= Document excerpt =

START

BMW Art Guide by Independent Collectors

Gallery Weekend Berlin 2022

Gallery Weekend is the unofficial queen of Berlin art events and has even established itself as a highlight in the international art calender. Each spring, around 50 Berlin galleries open exhibitions by emerging and established artists and welcome numerous visitors from around the world to the German capital. Founded in 2005 by a cooperative of Berlin galleries, this unique format provides an unparalleled experience of the local art scene. In the hopes that we get to meet some of you in person over the course of the weekend, here are some recommondations of places where you might actually run into us:

© Ludger Paffrath, courtesy Ebensperger
© Ludger Paffrath, courtesy Ebensperger

Lea Draeger

Ökonomische Päpste und Päpstinnen

Lea Draeger presents her series "Economic Popes and Popes" for the first time in its preliminary entirety during this year’s Gallery Weekend. The installation will spread across walls and floors in the Westhalle of the former crematorium Wedding, at Ebensperger and Luxoom Lab. Already in January, Lea Draeger’s debut novel “Wenn ich euch verraten könnte” [If I Could Betray You] was published by hanserblau. This text is the literal equivalent of her papal and, above all, female papal legion, which has initially been conceived as a series of “1000 Ökonomische Päpste” and now consists more than 5.000 postage stamp-sized portraits of popes and female popes.

EBENSPERGER
Krematorium Wedding
Plantagenstraße 30 (across from no. 10)

END

= Data extract =

START

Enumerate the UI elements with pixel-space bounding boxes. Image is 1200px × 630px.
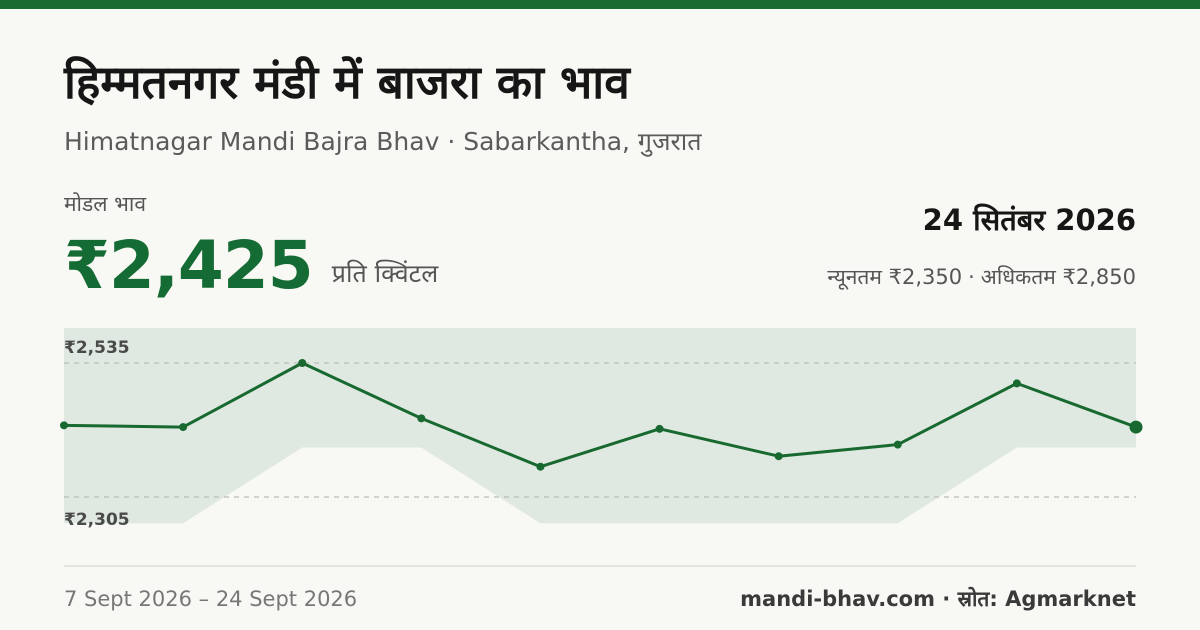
page-title: हिम्मतनगर मंडी में बाजरा का भाव	[64, 55, 630, 109]
modal-price-value: ₹2,425	[64, 227, 314, 304]
data-point	[774, 452, 783, 461]
footer-divider	[64, 565, 1136, 567]
price-row: ₹2,425 प्रति क्विंटल	[64, 224, 438, 308]
date-range: 7 Sept 2026 – 24 Sept 2026	[64, 587, 358, 611]
latest-point	[1129, 420, 1143, 434]
data-point	[536, 462, 545, 471]
page-subtitle: Himatnagar Mandi Bajra Bhav · Sabarkanth…	[64, 127, 702, 156]
data-point	[298, 359, 307, 367]
min-max-band	[64, 328, 1136, 524]
data-point	[893, 440, 902, 449]
series-points	[60, 359, 1143, 471]
series-line	[63, 361, 1137, 469]
data-point	[60, 421, 68, 430]
data-point	[655, 424, 664, 433]
data-point	[1012, 379, 1021, 388]
reference-labels: ₹2,535 ₹2,305	[64, 338, 130, 530]
data-point	[179, 423, 188, 432]
reference-label-1: ₹2,305	[64, 510, 130, 530]
price-unit: प्रति क्विंटल	[331, 259, 439, 288]
source-credit: mandi-bhav.com · स्रोत: Agmarknet	[740, 587, 1136, 611]
modal-price-label: मोडल भाव	[64, 192, 147, 216]
top-accent-bar	[0, 0, 1200, 9]
price-range: न्यूनतम ₹2,350 · अधिकतम ₹2,850	[827, 262, 1136, 292]
price-date: 24 सितंबर 2026	[922, 203, 1136, 237]
min-price: न्यूनतम ₹2,350	[827, 265, 963, 289]
data-point	[417, 414, 426, 423]
reference-label-0: ₹2,535	[64, 338, 130, 358]
reference-lines	[64, 362, 1136, 498]
range-separator: ·	[968, 265, 975, 289]
max-price: अधिकतम ₹2,850	[980, 265, 1136, 289]
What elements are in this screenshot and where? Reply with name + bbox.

END

= Parts of the exercise =
**A)** According to the Gallery Weekend Berlin 2022 text, when was Gallery Weekend founded, and by whom?
**B)** List every phrase that the Gallery Weekend Berlin 2022 text sets inside quotation marks.
**C)** Return the passage of the Gallery Weekend Berlin 2022 text starting at "Ökonomische Päpste und" and ending at "from no. 10)".

= Outputs in order =
**A)** It was founded in 2005 by a cooperative of Berlin galleries.

**B)**
- "Economic Popes and Popes"
- "Wenn ich euch verraten könnte"
- "1000 Ökonomische Päpste"

**C)**
Ökonomische Päpste und Päpstinnen

Lea Draeger presents her series "Economic Popes and Popes" for the first time in its preliminary entirety during this year’s Gallery Weekend. The installation will spread across walls and floors in the Westhalle of the former crematorium Wedding, at Ebensperger and Luxoom Lab. Already in January, Lea Draeger’s debut novel “Wenn ich euch verraten könnte” [If I Could Betray You] was published by hanserblau. This text is the literal equivalent of her papal and, above all, female papal legion, which has initially been conceived as a series of “1000 Ökonomische Päpste” and now consists more than 5.000 postage stamp-sized portraits of popes and female popes.

EBENSPERGER
Krematorium Wedding
Plantagenstraße 30 (across from no. 10)